Instruction: Every line of the material below should be repeated exactly.
++++ Information given
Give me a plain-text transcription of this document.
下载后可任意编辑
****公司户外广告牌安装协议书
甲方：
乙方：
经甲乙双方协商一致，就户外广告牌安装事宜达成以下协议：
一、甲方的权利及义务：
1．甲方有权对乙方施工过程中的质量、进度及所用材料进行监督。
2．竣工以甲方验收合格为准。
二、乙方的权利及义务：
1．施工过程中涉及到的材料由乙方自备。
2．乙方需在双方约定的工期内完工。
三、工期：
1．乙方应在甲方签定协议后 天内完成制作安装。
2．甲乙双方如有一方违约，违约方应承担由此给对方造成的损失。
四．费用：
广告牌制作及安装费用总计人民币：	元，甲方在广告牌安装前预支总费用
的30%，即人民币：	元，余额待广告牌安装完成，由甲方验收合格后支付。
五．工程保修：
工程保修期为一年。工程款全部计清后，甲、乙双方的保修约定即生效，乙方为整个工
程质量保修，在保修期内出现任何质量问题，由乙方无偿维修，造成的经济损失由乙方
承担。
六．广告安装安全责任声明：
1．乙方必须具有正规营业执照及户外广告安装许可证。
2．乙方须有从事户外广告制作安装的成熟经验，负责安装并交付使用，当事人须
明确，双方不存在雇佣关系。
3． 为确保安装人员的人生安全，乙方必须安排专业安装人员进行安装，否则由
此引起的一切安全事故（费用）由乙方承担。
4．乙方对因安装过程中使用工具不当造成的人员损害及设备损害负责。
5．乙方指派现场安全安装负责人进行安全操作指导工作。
++++++++
Exercise output:
Give me a plain-text transcription of this document.
下载后可任意编辑
****公司户外广告牌安装协议书
甲方：
乙方：
经甲乙双方协商一致，就户外广告牌安装事宜达成以下协议：
一、甲方的权利及义务：
1．甲方有权对乙方施工过程中的质量、进度及所用材料进行监督。
2．竣工以甲方验收合格为准。
二、乙方的权利及义务：
1．施工过程中涉及到的材料由乙方自备。
2．乙方需在双方约定的工期内完工。
三、工期：
1．乙方应在甲方签定协议后 天内完成制作安装。
2．甲乙双方如有一方违约，违约方应承担由此给对方造成的损失。
四．费用：
广告牌制作及安装费用总计人民币：	元，甲方在广告牌安装前预支总费用
的30%，即人民币：	元，余额待广告牌安装完成，由甲方验收合格后支付。
五．工程保修：
工程保修期为一年。工程款全部计清后，甲、乙双方的保修约定即生效，乙方为整个工
程质量保修，在保修期内出现任何质量问题，由乙方无偿维修，造成的经济损失由乙方
承担。
六．广告安装安全责任声明：
1．乙方必须具有正规营业执照及户外广告安装许可证。
2．乙方须有从事户外广告制作安装的成熟经验，负责安装并交付使用，当事人须
明确，双方不存在雇佣关系。
3． 为确保安装人员的人生安全，乙方必须安排专业安装人员进行安装，否则由
此引起的一切安全事故（费用）由乙方承担。
4．乙方对因安装过程中使用工具不当造成的人员损害及设备损害负责。
5．乙方指派现场安全安装负责人进行安全操作指导工作。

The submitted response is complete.